From Wikipedia, the free encyclopedia

A Ponzi scheme is a fraudulent investment operation that involves paying abnormally high returns ("profits") to investors out of the money paid in by subsequent investors, rather than from net revenues generated by any real business.

Contents

[edit] Overview

A Ponzi scheme usually offers abnormally high short-term returns in order to entice new investors. The high returns that a Ponzi scheme advertises (and pays) require an ever-increasing flow of money from investors in order to keep the scheme going.

The system is doomed to collapse because there are little or no underlying earnings from the money received by the promoter. However, the scheme is often interrupted by legal authorities before it collapses, because a Ponzi scheme is suspected and/or because the promoter is selling unregistered securities. (As more and more investors become involved, the likelihood of the scheme coming to the attention of authorities will continue to increase.)

The scheme is named after Charles Ponzi, who became notorious for using the technique after emigrating from Italy to the United States in 1903. Ponzi was not the first to invent such a scheme, but his operation took in such a large amount of money that it was the first to become known throughout the United States. Today's schemes are often considerably more sophisticated than Ponzi's, although the underlying formula is quite similar and the principle behind every Ponzi scheme is to exploit lapses in judgment arising out of greed.

[edit] Hypothetical example

An advertisement is placed promising extraordinary returns on an investment – for example 20% for a 30 day contract. The precise mechanism for this incredible return can be attributed to anything that sounds good but is not specific: "global currency arbitrage", "hedge futures trading", "high yield investment programs", or similar.

A mugshot of Charles Ponzi
A mugshot of Charles Ponzi

With no proven track record for the investors, only a few investors are tempted, usually for smaller sums (say $5,000). Sure enough, 30 days later, the investor receives $6,000 – the original capital plus the 20% return ($1,000). At this point, greed starts to overcome reason: the investor will put in more money, and, as word begins to spread, other investors grab the "opportunity" to participate. More and more people invest, and see their investments return the promised large returns.

The reality of the scheme is that the "return" to the initial investors is being paid out of the new, incoming investment money, not out of profits. There is no "global currency arbitrage", "hedge futures trading", or "high yield investment programs" actually taking place. Instead, when Investor D puts in money, that money becomes available to pay out "profits" to investors A, B, and C. When investors X, Y, and Z put in money, that money is available to pay "profits" to investors A through W.

One reason that the scheme works so well is that early investors – those who actually got paid the large returns – quite commonly reinvest (keep) their money in the scheme (it does, after all, pay out much better than any alternative investment). Thus those running the scheme don't actually have to pay out very much (net) – they simply have to send statements to investors that show how much the investors have earned by keeping the money in what looks like a great place to get a high return.

WHAT YOU NEED TO DO:
**A.** Translate this sentence from the Ponzi scheme article into Spanish: "The scheme is named after Charles Ponzi, who became notorious for using the technique after emigrating from Italy to the United States in 1903."
**B.** Transcribe the passage of the Ponzi scheme article from "[edit] Overview" up to and including "the scheme going.".

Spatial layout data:
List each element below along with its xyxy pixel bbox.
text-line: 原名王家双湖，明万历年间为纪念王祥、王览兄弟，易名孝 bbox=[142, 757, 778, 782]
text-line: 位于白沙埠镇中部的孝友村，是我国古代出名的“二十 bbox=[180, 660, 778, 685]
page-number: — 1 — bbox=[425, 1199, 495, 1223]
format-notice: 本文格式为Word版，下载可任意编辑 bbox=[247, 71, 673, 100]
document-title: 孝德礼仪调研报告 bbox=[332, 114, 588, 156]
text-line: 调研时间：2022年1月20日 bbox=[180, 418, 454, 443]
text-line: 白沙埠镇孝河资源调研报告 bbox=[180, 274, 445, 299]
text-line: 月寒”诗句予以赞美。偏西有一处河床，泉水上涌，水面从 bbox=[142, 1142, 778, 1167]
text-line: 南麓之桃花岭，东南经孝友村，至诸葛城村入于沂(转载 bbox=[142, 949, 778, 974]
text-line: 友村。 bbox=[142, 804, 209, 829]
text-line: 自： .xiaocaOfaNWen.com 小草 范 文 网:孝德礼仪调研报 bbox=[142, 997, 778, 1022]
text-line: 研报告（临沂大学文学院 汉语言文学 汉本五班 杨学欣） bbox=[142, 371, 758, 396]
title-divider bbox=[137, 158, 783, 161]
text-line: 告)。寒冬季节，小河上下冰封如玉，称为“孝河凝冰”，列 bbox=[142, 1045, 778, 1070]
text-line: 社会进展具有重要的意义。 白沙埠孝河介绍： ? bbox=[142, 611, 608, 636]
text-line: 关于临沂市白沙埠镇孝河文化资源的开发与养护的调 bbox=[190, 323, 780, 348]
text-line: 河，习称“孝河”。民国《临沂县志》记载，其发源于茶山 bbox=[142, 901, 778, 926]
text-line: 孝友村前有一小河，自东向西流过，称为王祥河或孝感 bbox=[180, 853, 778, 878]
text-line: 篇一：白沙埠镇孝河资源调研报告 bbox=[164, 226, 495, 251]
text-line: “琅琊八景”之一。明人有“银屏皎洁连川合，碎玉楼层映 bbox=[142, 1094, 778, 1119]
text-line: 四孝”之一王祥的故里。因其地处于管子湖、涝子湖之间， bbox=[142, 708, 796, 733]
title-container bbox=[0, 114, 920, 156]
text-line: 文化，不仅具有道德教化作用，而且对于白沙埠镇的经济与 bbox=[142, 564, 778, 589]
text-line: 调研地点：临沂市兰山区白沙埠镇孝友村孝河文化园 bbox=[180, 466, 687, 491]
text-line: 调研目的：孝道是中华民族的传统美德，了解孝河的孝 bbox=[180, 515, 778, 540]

RESPONSES FOR EACH TASK:
**A.** El esquema lleva el nombre de Charles Ponzi, quien se hizo tristemente célebre por utilizar la técnica tras emigrar de Italia a los Estados Unidos en 1903.

**B.**
[edit] Overview

A Ponzi scheme usually offers abnormally high short-term returns in order to entice new investors. The high returns that a Ponzi scheme advertises (and pays) require an ever-increasing flow of money from investors in order to keep the scheme going.